- Exercise details: Return each line containing "형제라고".

[Stored data]
---+---
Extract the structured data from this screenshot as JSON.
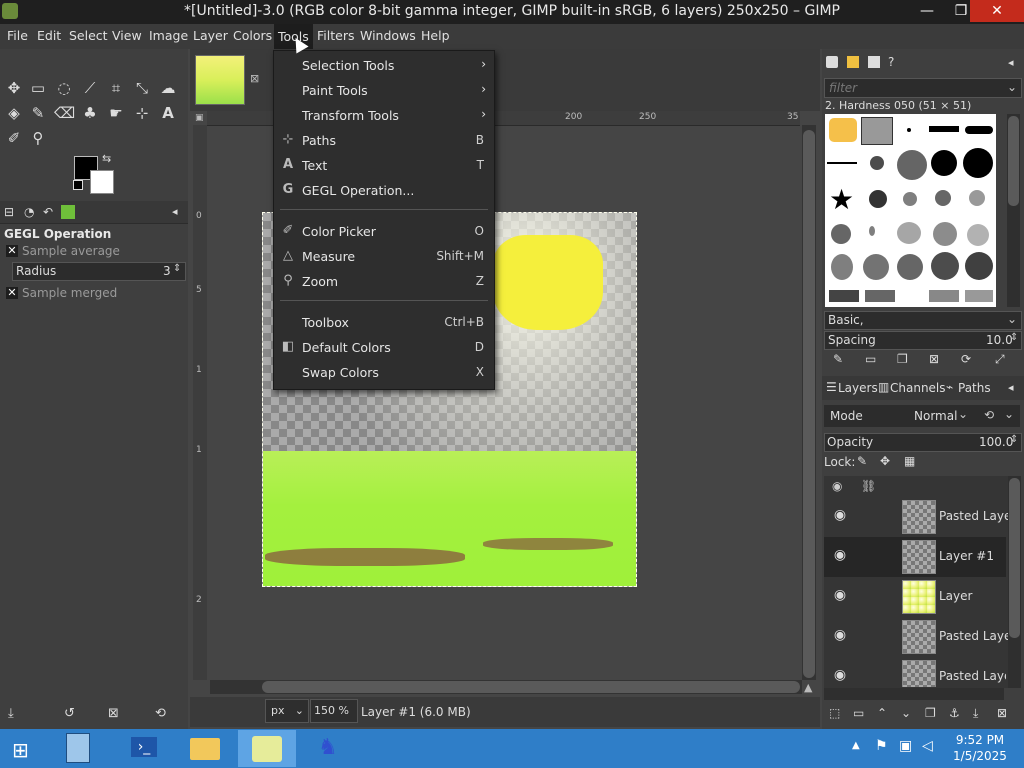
{
  "window": {
    "title": "*[Untitled]-3.0 (RGB color 8-bit gamma integer, GIMP built-in sRGB, 6 layers) 250x250 – GIMP",
    "minimize_icon": "minimize-icon",
    "maximize_icon": "restore-icon",
    "close_icon": "close-icon",
    "minimize_glyph": "—",
    "maximize_glyph": "❐",
    "close_glyph": "✕"
  },
  "menubar": {
    "items": [
      "File",
      "Edit",
      "Select",
      "View",
      "Image",
      "Layer",
      "Colors",
      "Tools",
      "Filters",
      "Windows",
      "Help"
    ],
    "open": "Tools"
  },
  "tools_menu": {
    "items": [
      {
        "label": "Selection Tools",
        "shortcut": "",
        "submenu": true,
        "icon": ""
      },
      {
        "label": "Paint Tools",
        "shortcut": "",
        "submenu": true,
        "icon": ""
      },
      {
        "label": "Transform Tools",
        "shortcut": "",
        "submenu": true,
        "icon": ""
      },
      {
        "label": "Paths",
        "shortcut": "B",
        "submenu": false,
        "icon": "paths-icon"
      },
      {
        "label": "Text",
        "shortcut": "T",
        "submenu": false,
        "icon": "text-icon"
      },
      {
        "label": "GEGL Operation...",
        "shortcut": "",
        "submenu": false,
        "icon": "gegl-icon"
      },
      {
        "label": "Color Picker",
        "shortcut": "O",
        "submenu": false,
        "icon": "color-picker-icon"
      },
      {
        "label": "Measure",
        "shortcut": "Shift+M",
        "submenu": false,
        "icon": "measure-icon"
      },
      {
        "label": "Zoom",
        "shortcut": "Z",
        "submenu": false,
        "icon": "zoom-icon"
      },
      {
        "label": "Toolbox",
        "shortcut": "Ctrl+B",
        "submenu": false,
        "icon": ""
      },
      {
        "label": "Default Colors",
        "shortcut": "D",
        "submenu": false,
        "icon": "default-colors-icon"
      },
      {
        "label": "Swap Colors",
        "shortcut": "X",
        "submenu": false,
        "icon": ""
      }
    ]
  },
  "tool_options": {
    "title": "GEGL Operation",
    "sample_average_label": "Sample average",
    "radius_label": "Radius",
    "radius_value": "3",
    "sample_merged_label": "Sample merged"
  },
  "rulers": {
    "h_ticks": [
      "200",
      "250",
      "35"
    ],
    "v_ticks": [
      "0",
      "5",
      "1",
      "1",
      "2"
    ]
  },
  "status": {
    "unit": "px",
    "zoom": "150 %",
    "layer_info": "Layer #1 (6.0 MB)"
  },
  "brushes": {
    "filter_placeholder": "filter",
    "current": "2. Hardness 050 (51 × 51)",
    "tag_value": "Basic,",
    "spacing_label": "Spacing",
    "spacing_value": "10.0"
  },
  "layers_panel": {
    "tabs": [
      "Layers",
      "Channels",
      "Paths"
    ],
    "mode_label": "Mode",
    "mode_value": "Normal",
    "opacity_label": "Opacity",
    "opacity_value": "100.0",
    "lock_label": "Lock:",
    "layers": [
      {
        "name": "Pasted Layer",
        "selected": false
      },
      {
        "name": "Layer #1",
        "selected": true
      },
      {
        "name": "Layer",
        "selected": false
      },
      {
        "name": "Pasted Layer",
        "selected": false
      },
      {
        "name": "Pasted Layer",
        "selected": false
      }
    ]
  },
  "taskbar": {
    "time": "9:52 PM",
    "date": "1/5/2025"
  }
}
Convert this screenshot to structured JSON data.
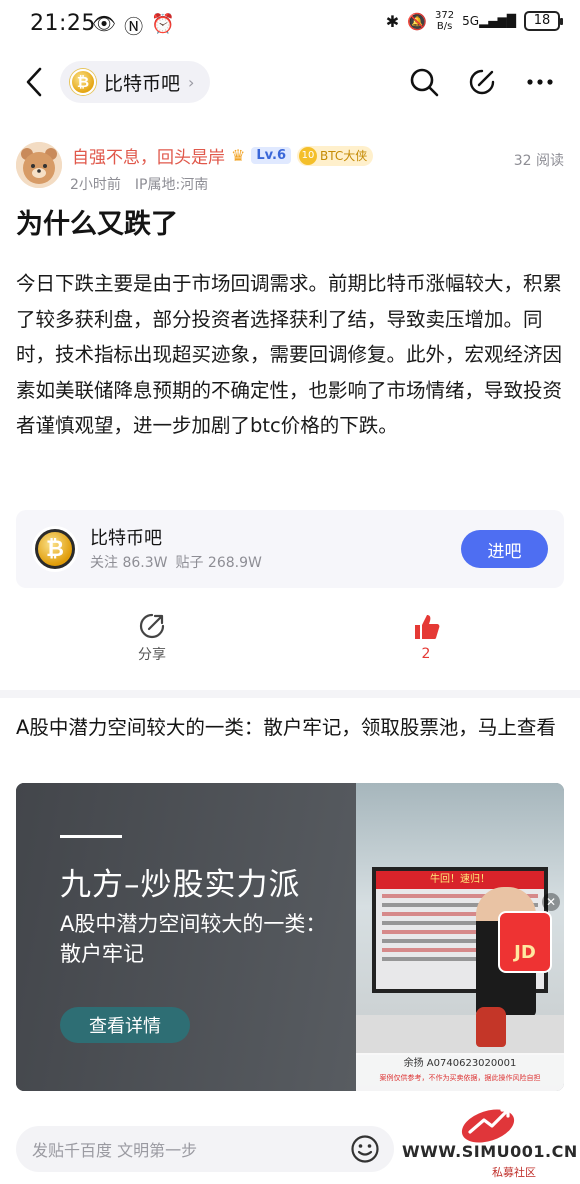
{
  "status_bar": {
    "time": "21:25",
    "net_speed_value": "372",
    "net_speed_unit": "B/s",
    "signal": "5G",
    "battery": "18"
  },
  "nav": {
    "forum_name": "比特币吧",
    "chevron": "›"
  },
  "author": {
    "name": "自强不息，回头是岸",
    "level": "Lv.6",
    "badge_num": "10",
    "badge_text": "BTC大侠",
    "time_ago": "2小时前",
    "ip_location": "IP属地:河南",
    "reads": "32 阅读"
  },
  "post": {
    "title": "为什么又跌了",
    "body": "今日下跌主要是由于市场回调需求。前期比特币涨幅较大，积累了较多获利盘，部分投资者选择获利了结，导致卖压增加。同时，技术指标出现超买迹象，需要回调修复。此外，宏观经济因素如美联储降息预期的不确定性，也影响了市场情绪，导致投资者谨慎观望，进一步加剧了btc价格的下跌。"
  },
  "forum_card": {
    "name": "比特币吧",
    "followers": "关注 86.3W",
    "posts": "贴子 268.9W",
    "enter_label": "进吧"
  },
  "actions": {
    "share_label": "分享",
    "like_count": "2"
  },
  "ad": {
    "title": "A股中潜力空间较大的一类：散户牢记，领取股票池，马上查看",
    "headline": "九方–炒股实力派",
    "subline": "A股中潜力空间较大的一类：散户牢记",
    "cta": "查看详情",
    "screen_banner": "牛回！速归！",
    "redbag_label": "JD",
    "caption": "余扬 A0740623020001",
    "caption_small": "案例仅供参考，不作为买卖依据，据此操作风险自担"
  },
  "bottom": {
    "reply_placeholder": "发贴千百度 文明第一步",
    "watermark": "WWW.SIMU001.CN",
    "watermark_sub": "私募社区"
  },
  "colors": {
    "accent_blue": "#4e6ef2",
    "author_red": "#e0584b",
    "like_red": "#e53935"
  }
}
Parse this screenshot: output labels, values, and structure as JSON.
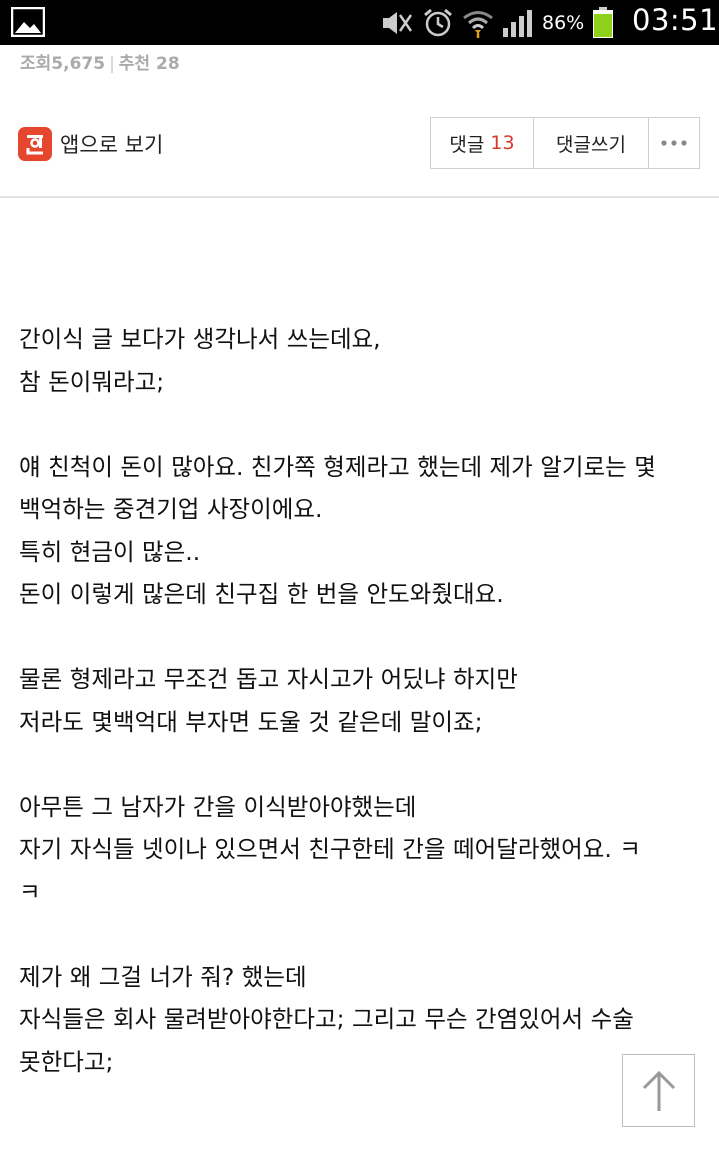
{
  "status_bar": {
    "battery": "86%",
    "time": "03:51",
    "icons": [
      "gallery-icon",
      "mute-icon",
      "alarm-icon",
      "wifi-icon",
      "signal-icon",
      "battery-icon"
    ]
  },
  "stats": {
    "views_label": "조회",
    "views": "5,675",
    "recommend_label": "추천",
    "recommend": "28"
  },
  "app_bar": {
    "app_view_label": "앱으로 보기",
    "comments_label": "댓글",
    "comments_count": "13",
    "write_comment_label": "댓글쓰기",
    "more_label": "···"
  },
  "article": {
    "lines": [
      "간이식 글 보다가 생각나서 쓰는데요,",
      "참 돈이뭐라고;",
      "",
      "얘 친척이 돈이 많아요. 친가쪽 형제라고 했는데 제가 알기로는 몇",
      "백억하는 중견기업 사장이에요.",
      "특히 현금이 많은..",
      "돈이 이렇게 많은데 친구집 한 번을 안도와줬대요.",
      "",
      "물론 형제라고 무조건 돕고 자시고가 어딨냐 하지만",
      "저라도 몇백억대 부자면 도울 것 같은데 말이죠;",
      "",
      "아무튼 그 남자가 간을 이식받아야했는데",
      "자기 자식들 넷이나 있으면서 친구한테 간을 떼어달라했어요. ㅋ",
      "ㅋ",
      "",
      "제가 왜 그걸 너가 줘? 했는데",
      "자식들은 회사 물려받아야한다고; 그리고 무슨 간염있어서 수술",
      "못한다고;"
    ]
  },
  "colors": {
    "accent_red": "#d8392b",
    "logo_red": "#e6462e"
  }
}
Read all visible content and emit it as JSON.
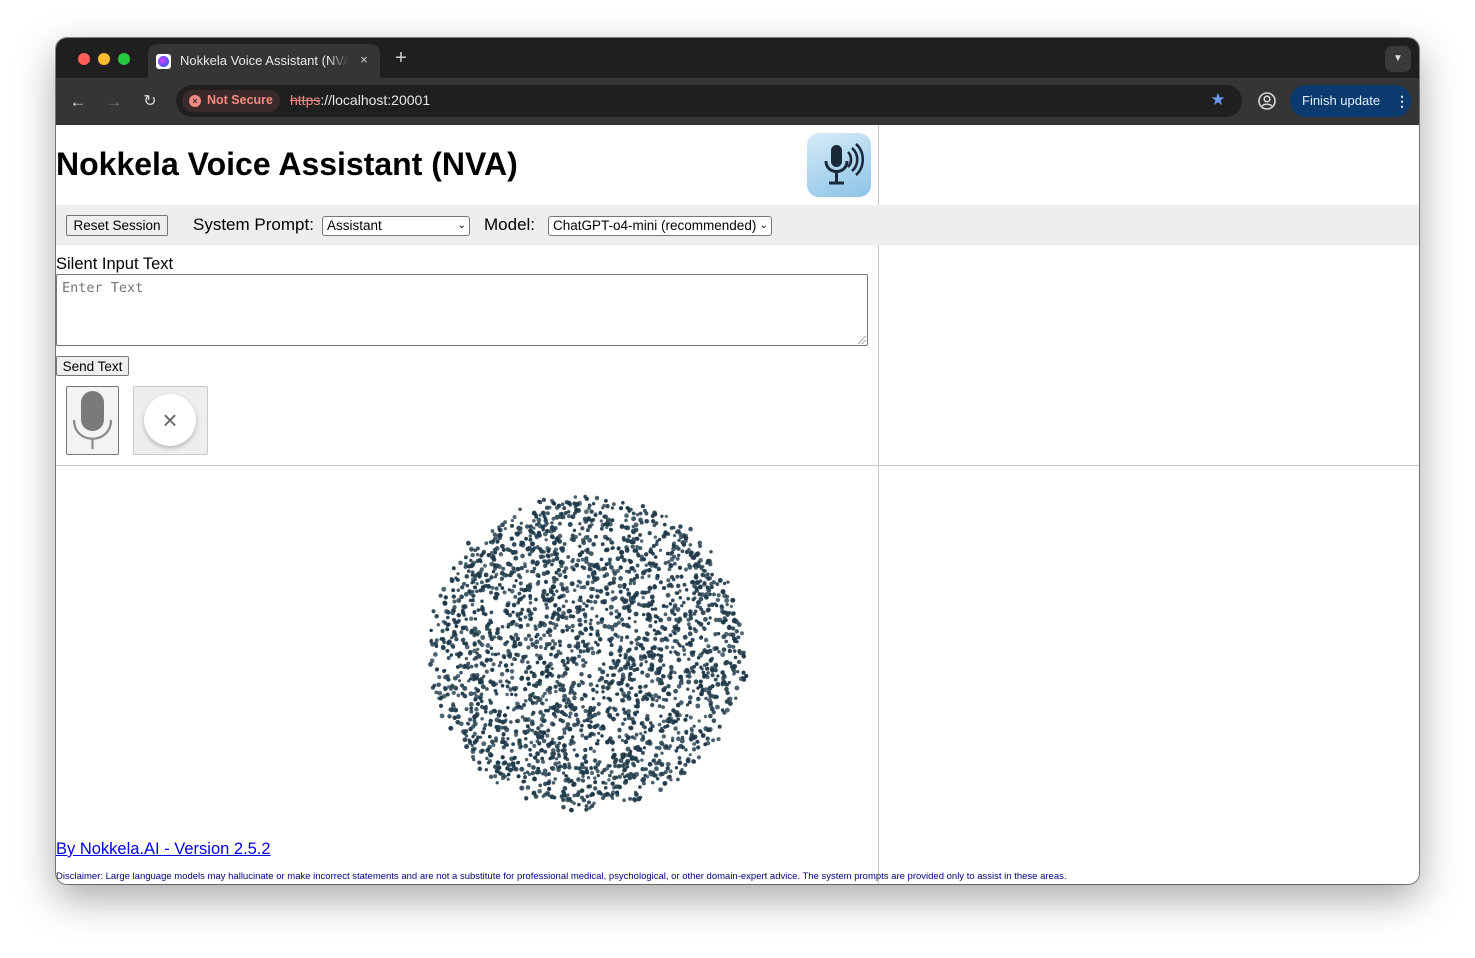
{
  "browser": {
    "tab_title": "Nokkela Voice Assistant (NVA)",
    "tab_close": "×",
    "new_tab": "+",
    "tab_dropdown": "⌄",
    "security_label": "Not Secure",
    "url_scheme": "https",
    "url_rest": "://localhost:20001",
    "update_label": "Finish update",
    "icons": {
      "back": "←",
      "forward": "→",
      "reload": "↻",
      "bookmark": "★",
      "menu": "⋮"
    }
  },
  "app": {
    "title": "Nokkela Voice Assistant (NVA)",
    "logo_icon": "microphone-soundwave-icon",
    "controls": {
      "reset_label": "Reset Session",
      "system_prompt_label": "System Prompt:",
      "system_prompt_value": "Assistant",
      "model_label": "Model:",
      "model_value": "ChatGPT-o4-mini (recommended)"
    },
    "silent_input": {
      "label": "Silent Input Text",
      "placeholder": "Enter Text",
      "value": ""
    },
    "send_label": "Send Text",
    "mic_icon": "microphone-icon",
    "cancel_icon": "close-icon",
    "cancel_glyph": "×",
    "visualization": "particle-sphere",
    "footer_link": "By Nokkela.AI - Version 2.5.2",
    "disclaimer": "Disclaimer: Large language models may hallucinate or make incorrect statements and are not a substitute for professional medical, psychological, or other domain-expert advice. The system prompts are provided only to assist in these areas."
  },
  "colors": {
    "link": "#0000ee",
    "disclaimer": "#000080",
    "accent_update": "#0b3a6e",
    "insecure": "#f28b82",
    "particle": "#1f3a4a"
  }
}
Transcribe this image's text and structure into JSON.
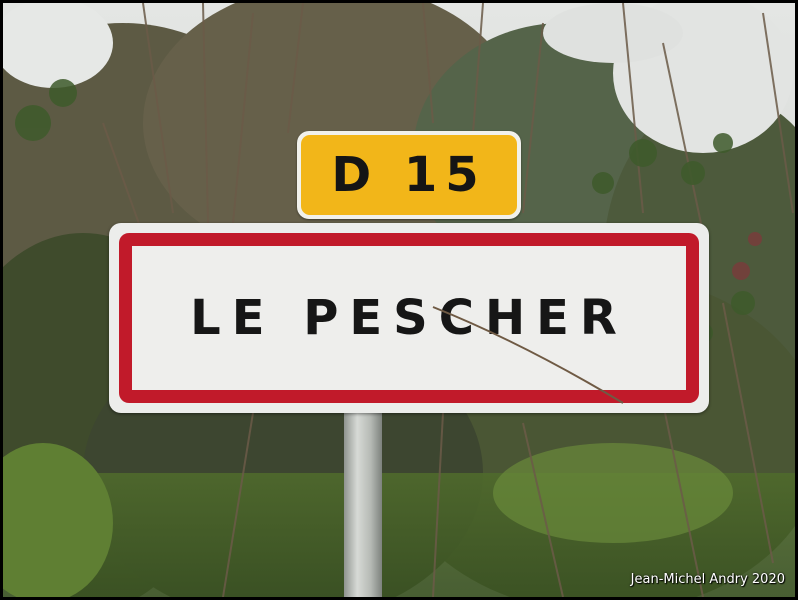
{
  "route_sign": {
    "text": "D 15",
    "color": "#f2b619"
  },
  "town_sign": {
    "name": "LE PESCHER",
    "border_color": "#c11a2a"
  },
  "credit": "Jean-Michel Andry 2020"
}
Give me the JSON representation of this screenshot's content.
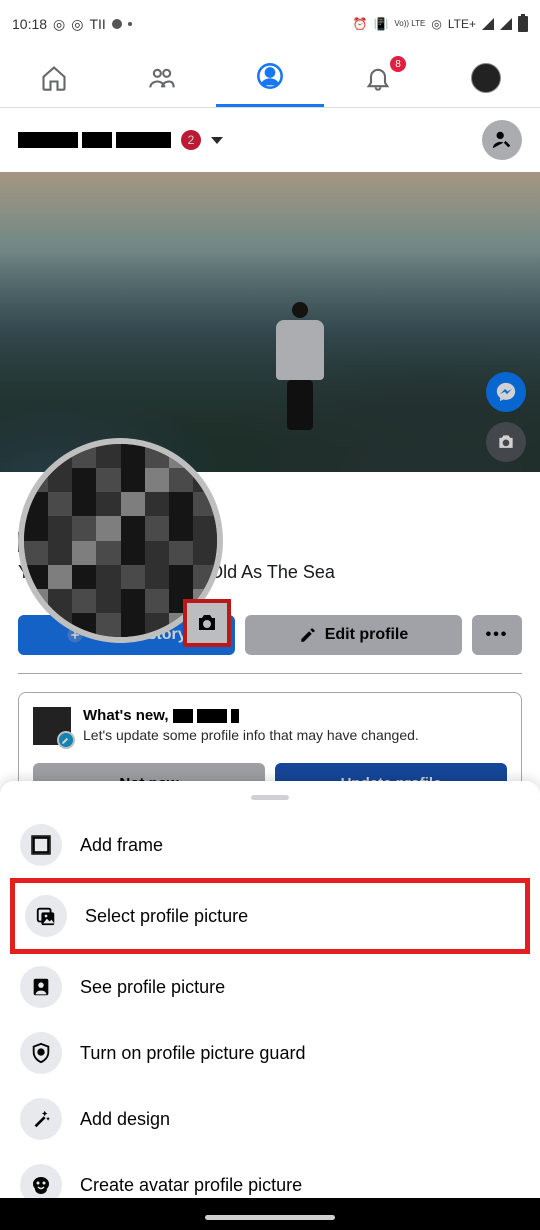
{
  "status": {
    "time": "10:18",
    "left_text": "TII",
    "lte": "LTE+",
    "volte": "Vo)) LTE"
  },
  "nav": {
    "notification_badge": "8"
  },
  "header": {
    "pages_badge": "2"
  },
  "bio": {
    "text": "Young As The Morning; Old As The Sea"
  },
  "actions": {
    "add_story": "Add to story",
    "edit_profile": "Edit profile"
  },
  "prompt": {
    "title_prefix": "What's new, ",
    "subtitle": "Let's update some profile info that may have changed.",
    "not_now": "Not now",
    "update": "Update profile"
  },
  "sheet": {
    "items": [
      {
        "label": "Add frame",
        "icon": "frame"
      },
      {
        "label": "Select profile picture",
        "icon": "image",
        "highlighted": true
      },
      {
        "label": "See profile picture",
        "icon": "portrait"
      },
      {
        "label": "Turn on profile picture guard",
        "icon": "shield"
      },
      {
        "label": "Add design",
        "icon": "wand"
      },
      {
        "label": "Create avatar profile picture",
        "icon": "avatar"
      }
    ]
  }
}
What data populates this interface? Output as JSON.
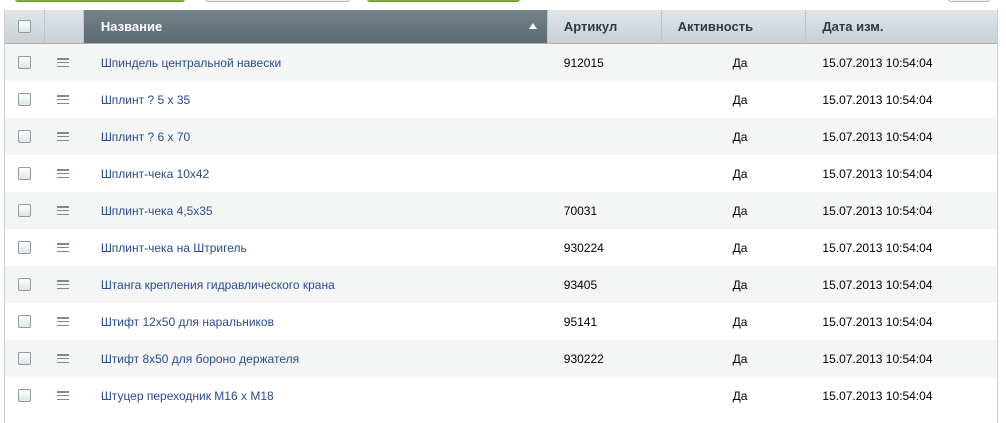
---+---
- Written reply:
      "얘 친척이 돈이 많아요. 친가쪽 형제라고 했는데 제가 알기로는 몇",
      "물론 형제라고 무조건 돕고 자시고가 어딨냐 하지만",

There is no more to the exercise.